- **Do this**
Check every line of the entries that follow, and copy the ones containing "μεγάλα".

Extracted records:
============================================================

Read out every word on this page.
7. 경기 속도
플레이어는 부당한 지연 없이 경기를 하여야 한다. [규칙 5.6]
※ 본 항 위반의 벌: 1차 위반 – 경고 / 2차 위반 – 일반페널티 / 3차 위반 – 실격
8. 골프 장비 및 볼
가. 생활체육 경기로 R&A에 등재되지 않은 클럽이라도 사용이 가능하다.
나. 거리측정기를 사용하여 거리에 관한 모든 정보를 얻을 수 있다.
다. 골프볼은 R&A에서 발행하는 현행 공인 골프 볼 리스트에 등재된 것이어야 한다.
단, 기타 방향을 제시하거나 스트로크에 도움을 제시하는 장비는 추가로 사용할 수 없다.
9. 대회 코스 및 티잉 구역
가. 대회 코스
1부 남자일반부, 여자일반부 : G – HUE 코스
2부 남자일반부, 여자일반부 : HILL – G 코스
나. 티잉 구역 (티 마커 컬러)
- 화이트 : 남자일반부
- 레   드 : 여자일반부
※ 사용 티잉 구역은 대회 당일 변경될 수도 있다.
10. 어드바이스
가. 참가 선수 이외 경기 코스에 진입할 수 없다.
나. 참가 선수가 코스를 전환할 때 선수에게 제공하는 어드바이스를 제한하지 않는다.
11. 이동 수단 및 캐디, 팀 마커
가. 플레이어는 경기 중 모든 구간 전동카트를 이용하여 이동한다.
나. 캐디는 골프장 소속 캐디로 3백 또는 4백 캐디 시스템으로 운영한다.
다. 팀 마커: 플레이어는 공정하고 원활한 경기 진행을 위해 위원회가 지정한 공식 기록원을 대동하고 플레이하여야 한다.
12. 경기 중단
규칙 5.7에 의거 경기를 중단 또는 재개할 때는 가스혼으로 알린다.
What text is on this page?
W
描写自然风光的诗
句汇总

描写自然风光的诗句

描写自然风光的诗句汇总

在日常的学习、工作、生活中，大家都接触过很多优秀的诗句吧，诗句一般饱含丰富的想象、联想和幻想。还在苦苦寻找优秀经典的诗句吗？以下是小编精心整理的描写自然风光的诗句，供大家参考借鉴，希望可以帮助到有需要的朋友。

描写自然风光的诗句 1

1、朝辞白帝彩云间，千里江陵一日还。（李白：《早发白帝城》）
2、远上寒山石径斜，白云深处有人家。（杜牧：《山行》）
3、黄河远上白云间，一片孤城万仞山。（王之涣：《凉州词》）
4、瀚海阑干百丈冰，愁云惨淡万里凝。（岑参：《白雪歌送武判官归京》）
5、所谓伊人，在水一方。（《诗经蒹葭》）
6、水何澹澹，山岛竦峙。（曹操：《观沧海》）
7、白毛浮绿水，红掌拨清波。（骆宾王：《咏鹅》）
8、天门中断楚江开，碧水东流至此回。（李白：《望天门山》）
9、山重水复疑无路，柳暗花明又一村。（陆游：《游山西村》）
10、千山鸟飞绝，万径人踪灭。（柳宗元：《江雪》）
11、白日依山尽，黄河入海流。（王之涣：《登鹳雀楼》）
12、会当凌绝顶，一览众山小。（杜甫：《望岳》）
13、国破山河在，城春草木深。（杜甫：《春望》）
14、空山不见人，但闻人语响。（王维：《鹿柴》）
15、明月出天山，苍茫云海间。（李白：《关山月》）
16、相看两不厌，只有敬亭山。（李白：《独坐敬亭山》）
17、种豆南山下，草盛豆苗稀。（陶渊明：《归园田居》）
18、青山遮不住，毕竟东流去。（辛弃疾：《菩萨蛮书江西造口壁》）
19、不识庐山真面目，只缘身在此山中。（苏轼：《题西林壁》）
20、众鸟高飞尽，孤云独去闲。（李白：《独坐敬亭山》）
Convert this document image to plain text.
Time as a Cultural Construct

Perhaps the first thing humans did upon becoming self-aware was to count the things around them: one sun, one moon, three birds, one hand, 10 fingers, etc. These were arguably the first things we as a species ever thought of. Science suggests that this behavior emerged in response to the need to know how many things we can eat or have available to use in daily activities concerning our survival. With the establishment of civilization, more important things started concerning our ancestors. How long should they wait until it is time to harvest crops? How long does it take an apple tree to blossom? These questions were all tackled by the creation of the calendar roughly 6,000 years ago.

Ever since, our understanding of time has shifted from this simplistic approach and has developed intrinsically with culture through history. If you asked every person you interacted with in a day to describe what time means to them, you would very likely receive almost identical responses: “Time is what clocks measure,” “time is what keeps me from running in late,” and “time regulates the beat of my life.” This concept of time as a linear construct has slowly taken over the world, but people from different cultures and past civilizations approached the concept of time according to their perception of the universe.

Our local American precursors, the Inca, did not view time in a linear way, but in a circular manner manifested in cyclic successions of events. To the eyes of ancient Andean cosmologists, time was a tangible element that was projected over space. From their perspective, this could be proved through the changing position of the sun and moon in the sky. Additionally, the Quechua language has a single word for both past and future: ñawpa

============================================================

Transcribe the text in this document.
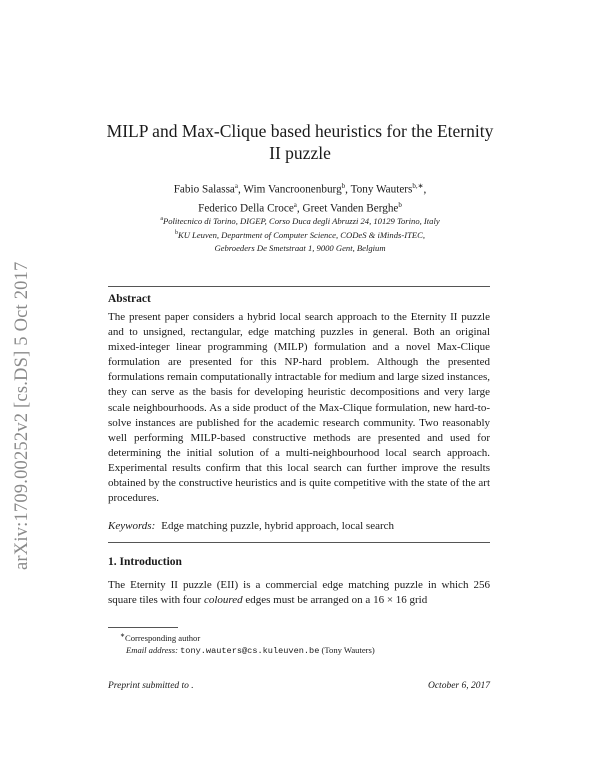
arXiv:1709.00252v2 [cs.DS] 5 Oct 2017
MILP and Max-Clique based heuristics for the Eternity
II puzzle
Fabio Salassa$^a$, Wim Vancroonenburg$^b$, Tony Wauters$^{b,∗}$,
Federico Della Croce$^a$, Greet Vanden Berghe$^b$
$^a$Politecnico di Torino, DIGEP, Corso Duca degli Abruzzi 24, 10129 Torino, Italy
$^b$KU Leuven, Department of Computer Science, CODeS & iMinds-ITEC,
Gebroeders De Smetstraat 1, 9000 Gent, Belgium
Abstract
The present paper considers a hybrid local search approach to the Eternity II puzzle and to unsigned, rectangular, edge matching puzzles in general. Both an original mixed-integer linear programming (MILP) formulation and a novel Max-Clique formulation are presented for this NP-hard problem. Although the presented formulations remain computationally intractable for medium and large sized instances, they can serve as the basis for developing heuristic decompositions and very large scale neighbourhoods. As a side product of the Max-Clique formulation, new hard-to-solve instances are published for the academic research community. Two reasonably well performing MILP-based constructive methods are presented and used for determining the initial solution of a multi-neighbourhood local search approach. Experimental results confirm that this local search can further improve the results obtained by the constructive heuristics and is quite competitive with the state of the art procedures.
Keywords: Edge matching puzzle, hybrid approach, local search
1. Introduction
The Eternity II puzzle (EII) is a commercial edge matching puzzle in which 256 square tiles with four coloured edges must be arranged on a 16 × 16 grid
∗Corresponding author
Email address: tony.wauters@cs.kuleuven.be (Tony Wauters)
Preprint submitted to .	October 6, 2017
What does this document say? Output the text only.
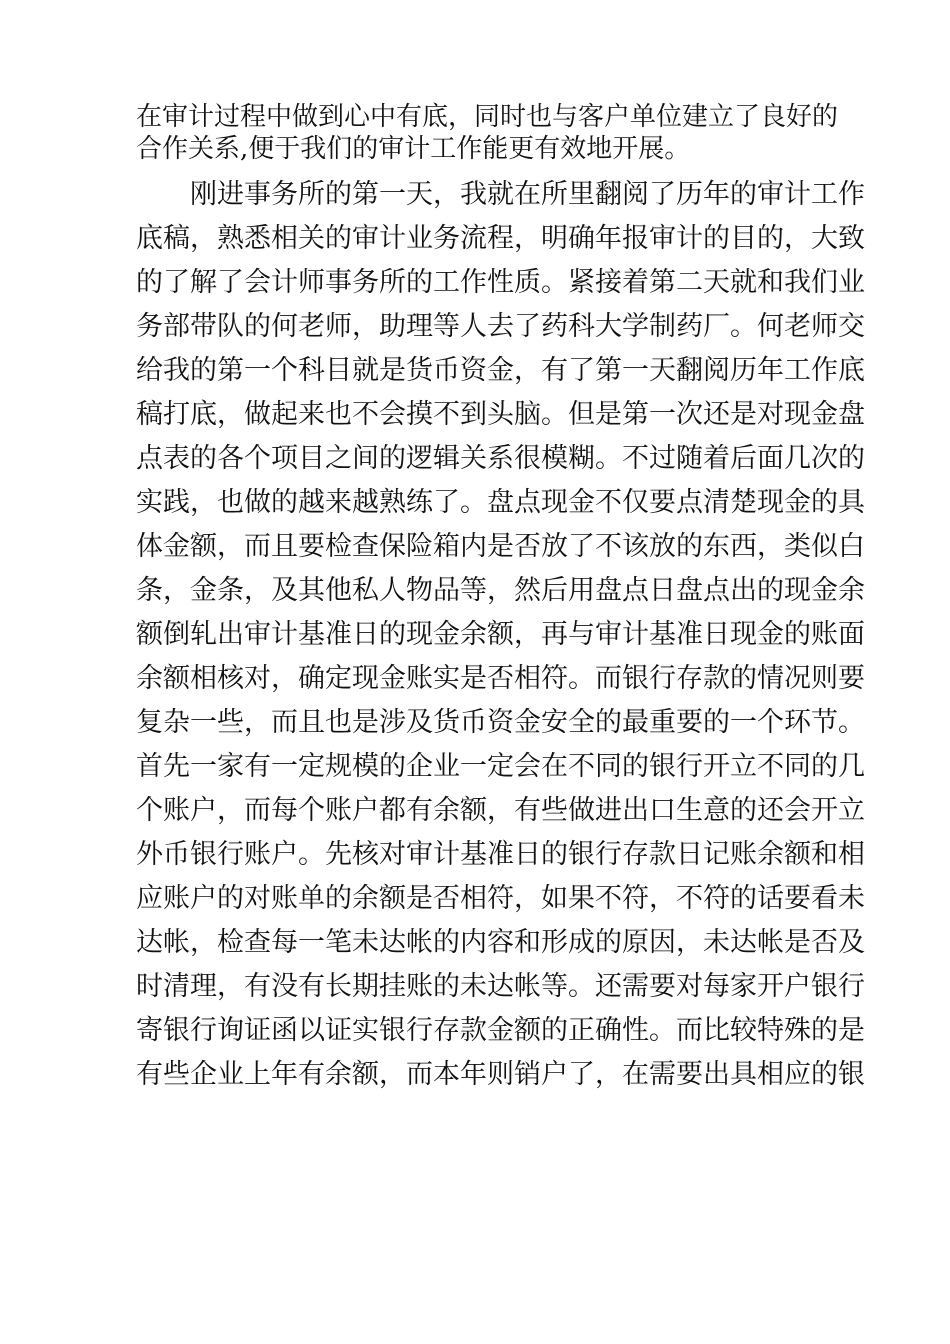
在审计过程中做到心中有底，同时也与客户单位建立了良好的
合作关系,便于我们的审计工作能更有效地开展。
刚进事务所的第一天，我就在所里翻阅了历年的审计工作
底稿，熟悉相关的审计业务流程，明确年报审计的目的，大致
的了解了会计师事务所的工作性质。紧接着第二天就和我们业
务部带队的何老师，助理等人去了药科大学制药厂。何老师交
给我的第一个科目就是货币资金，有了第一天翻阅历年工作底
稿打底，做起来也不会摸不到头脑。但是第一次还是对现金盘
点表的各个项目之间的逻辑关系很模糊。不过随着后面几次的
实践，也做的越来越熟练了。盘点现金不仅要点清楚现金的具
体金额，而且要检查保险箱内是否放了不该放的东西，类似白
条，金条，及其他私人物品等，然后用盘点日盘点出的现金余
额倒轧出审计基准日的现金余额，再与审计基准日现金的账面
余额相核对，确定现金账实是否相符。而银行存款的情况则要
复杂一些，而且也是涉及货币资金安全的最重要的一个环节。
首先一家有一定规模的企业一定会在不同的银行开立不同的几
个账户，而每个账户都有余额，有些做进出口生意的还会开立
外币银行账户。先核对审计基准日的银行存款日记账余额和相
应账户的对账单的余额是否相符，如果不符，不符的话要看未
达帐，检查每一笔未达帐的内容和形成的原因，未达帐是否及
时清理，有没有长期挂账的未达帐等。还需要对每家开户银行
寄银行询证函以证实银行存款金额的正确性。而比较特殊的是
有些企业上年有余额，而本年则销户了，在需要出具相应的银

============================================================

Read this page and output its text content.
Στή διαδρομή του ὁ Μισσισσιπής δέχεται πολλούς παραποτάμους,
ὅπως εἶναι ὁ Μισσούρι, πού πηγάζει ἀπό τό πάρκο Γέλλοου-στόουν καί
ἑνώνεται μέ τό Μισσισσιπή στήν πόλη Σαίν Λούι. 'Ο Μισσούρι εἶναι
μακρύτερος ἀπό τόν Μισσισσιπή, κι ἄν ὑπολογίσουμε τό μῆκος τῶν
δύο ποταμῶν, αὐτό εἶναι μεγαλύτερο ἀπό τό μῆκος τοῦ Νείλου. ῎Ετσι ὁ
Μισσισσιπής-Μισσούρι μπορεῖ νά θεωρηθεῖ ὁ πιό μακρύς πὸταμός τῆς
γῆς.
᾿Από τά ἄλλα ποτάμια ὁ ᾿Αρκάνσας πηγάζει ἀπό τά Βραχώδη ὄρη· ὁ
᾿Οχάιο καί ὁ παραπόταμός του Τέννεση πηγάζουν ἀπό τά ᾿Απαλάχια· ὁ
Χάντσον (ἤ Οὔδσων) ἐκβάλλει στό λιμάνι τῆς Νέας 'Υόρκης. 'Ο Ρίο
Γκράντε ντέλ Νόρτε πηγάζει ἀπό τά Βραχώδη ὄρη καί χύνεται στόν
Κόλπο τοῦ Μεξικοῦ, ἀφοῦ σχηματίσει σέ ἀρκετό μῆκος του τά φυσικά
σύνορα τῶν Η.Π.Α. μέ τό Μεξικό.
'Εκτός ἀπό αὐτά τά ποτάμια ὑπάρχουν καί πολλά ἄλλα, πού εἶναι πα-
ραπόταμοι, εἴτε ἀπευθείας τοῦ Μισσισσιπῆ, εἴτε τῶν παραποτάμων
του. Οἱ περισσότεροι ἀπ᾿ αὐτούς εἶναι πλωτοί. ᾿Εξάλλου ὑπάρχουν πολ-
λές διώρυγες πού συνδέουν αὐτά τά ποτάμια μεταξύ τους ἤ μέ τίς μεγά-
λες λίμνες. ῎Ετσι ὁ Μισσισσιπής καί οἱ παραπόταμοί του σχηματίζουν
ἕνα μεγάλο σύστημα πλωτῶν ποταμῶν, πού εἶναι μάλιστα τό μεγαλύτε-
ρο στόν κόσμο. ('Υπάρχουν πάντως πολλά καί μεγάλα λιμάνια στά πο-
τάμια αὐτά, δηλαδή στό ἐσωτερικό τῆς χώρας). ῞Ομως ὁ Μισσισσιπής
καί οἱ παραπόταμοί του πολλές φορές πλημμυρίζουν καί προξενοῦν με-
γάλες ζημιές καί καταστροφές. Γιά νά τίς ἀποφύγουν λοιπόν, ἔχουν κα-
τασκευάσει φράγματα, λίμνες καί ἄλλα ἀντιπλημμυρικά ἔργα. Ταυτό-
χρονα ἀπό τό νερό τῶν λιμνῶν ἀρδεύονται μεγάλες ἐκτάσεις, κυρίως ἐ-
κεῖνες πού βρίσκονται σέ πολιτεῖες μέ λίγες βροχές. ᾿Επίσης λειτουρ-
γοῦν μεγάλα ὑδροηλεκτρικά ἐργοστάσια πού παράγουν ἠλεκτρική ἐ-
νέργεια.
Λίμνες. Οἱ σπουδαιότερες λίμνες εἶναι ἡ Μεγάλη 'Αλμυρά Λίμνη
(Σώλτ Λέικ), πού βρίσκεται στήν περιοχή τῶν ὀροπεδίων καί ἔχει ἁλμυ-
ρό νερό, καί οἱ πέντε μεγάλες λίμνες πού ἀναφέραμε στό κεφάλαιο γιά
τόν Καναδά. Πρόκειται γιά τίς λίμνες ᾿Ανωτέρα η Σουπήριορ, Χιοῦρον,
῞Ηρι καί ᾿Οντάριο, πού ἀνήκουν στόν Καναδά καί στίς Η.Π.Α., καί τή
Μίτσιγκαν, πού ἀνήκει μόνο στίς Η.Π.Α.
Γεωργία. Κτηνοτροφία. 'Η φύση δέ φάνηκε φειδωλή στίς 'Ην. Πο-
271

============================================================

- **Problem solution**
ρο στόν κόσμο. ('Υπάρχουν πάντως πολλά καί μεγάλα λιμάνια στά πο-
γοῦν μεγάλα ὑδροηλεκτρικά ἐργοστάσια πού παράγουν ἠλεκτρική ἐ-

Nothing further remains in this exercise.